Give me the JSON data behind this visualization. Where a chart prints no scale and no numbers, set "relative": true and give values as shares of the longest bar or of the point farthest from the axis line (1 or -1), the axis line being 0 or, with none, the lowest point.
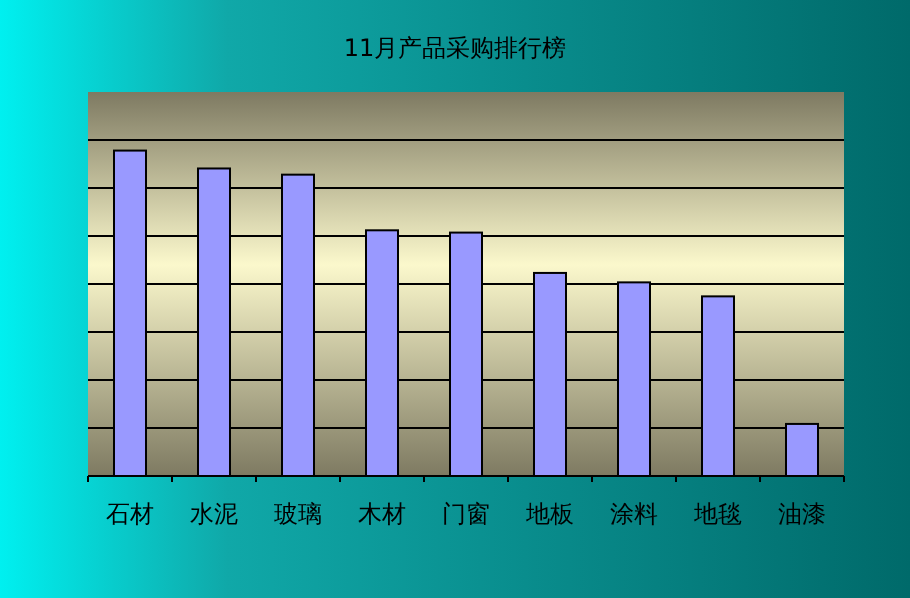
{
  "chart_data": {
    "type": "bar",
    "title": "11月产品采购排行榜",
    "relative": true,
    "grid": "y",
    "color": "#9999ff",
    "categories": [
      "石材",
      "水泥",
      "玻璃",
      "木材",
      "门窗",
      "地板",
      "涂料",
      "地毯",
      "油漆"
    ],
    "values": [
      1,
      0.945,
      0.926,
      0.755,
      0.748,
      0.624,
      0.595,
      0.552,
      0.16
    ]
  }
}
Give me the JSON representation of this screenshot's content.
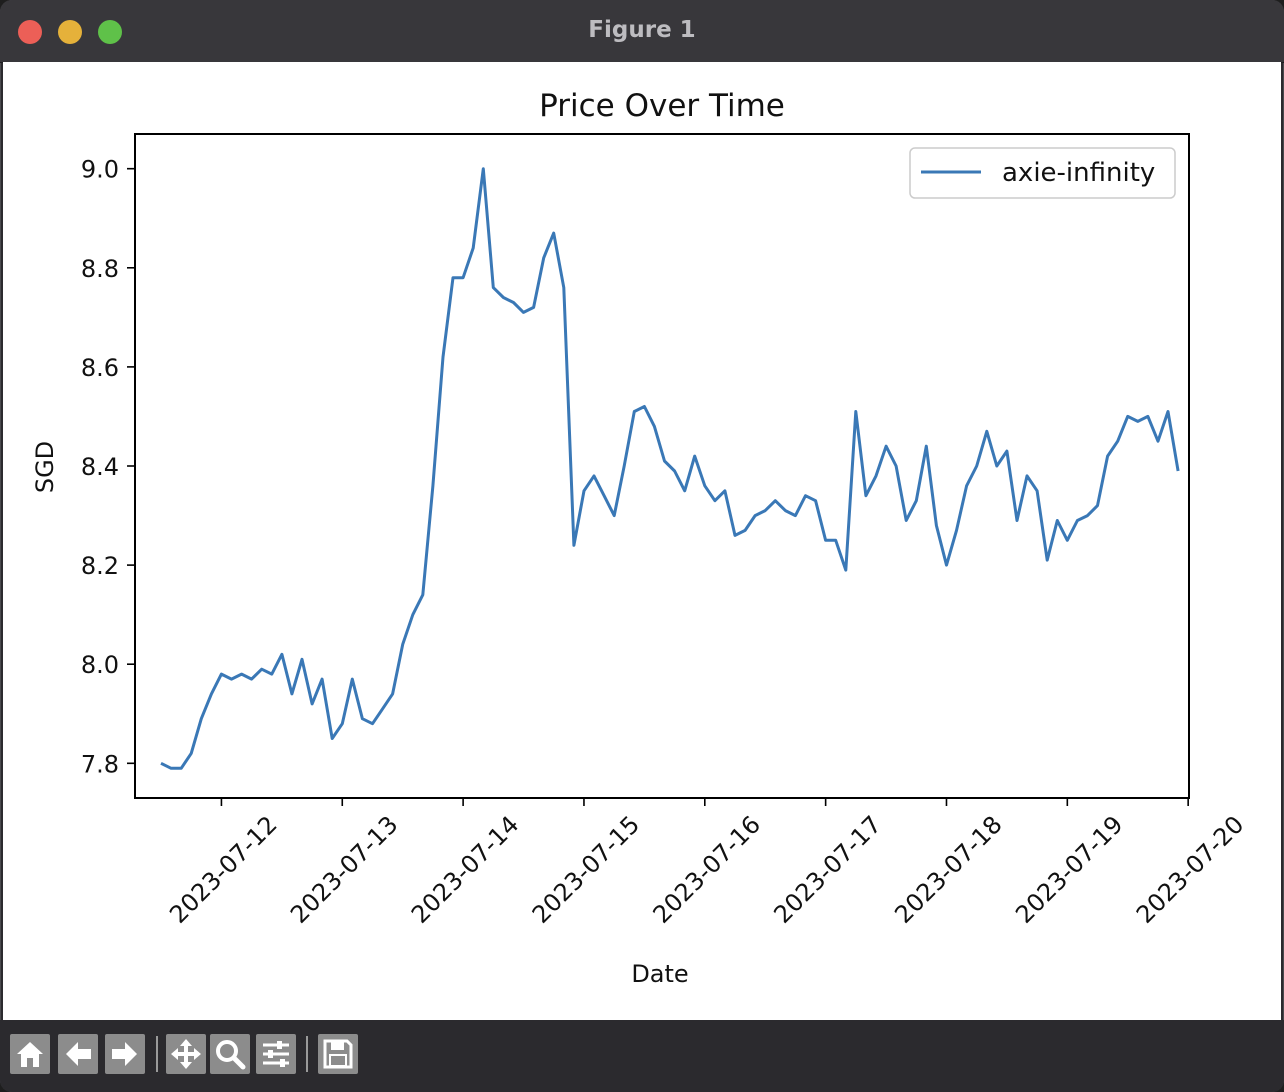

################

> _Task to complete_: Reproduce the records, all of them, word for word; omit the pictures.

> _Expected answer_:
Give me the JSON data behind this visualization. Where a chart prints no scale and no numbers, set "relative": true and give values as shares of the longest bar or of the point farthest from the axis line (1 or -1), the axis line being 0 or, with none, the lowest point.
{
  "chart_data": {
    "type": "bar",
    "title": "11月产品采购排行榜",
    "relative": true,
    "grid": "y",
    "color": "#9999ff",
    "categories": [
      "石材",
      "水泥",
      "玻璃",
      "木材",
      "门窗",
      "地板",
      "涂料",
      "地毯",
      "油漆"
    ],
    "values": [
      1,
      0.945,
      0.926,
      0.755,
      0.748,
      0.624,
      0.595,
      0.552,
      0.16
    ]
  }
}
Give me the JSON representation of this screenshot's content.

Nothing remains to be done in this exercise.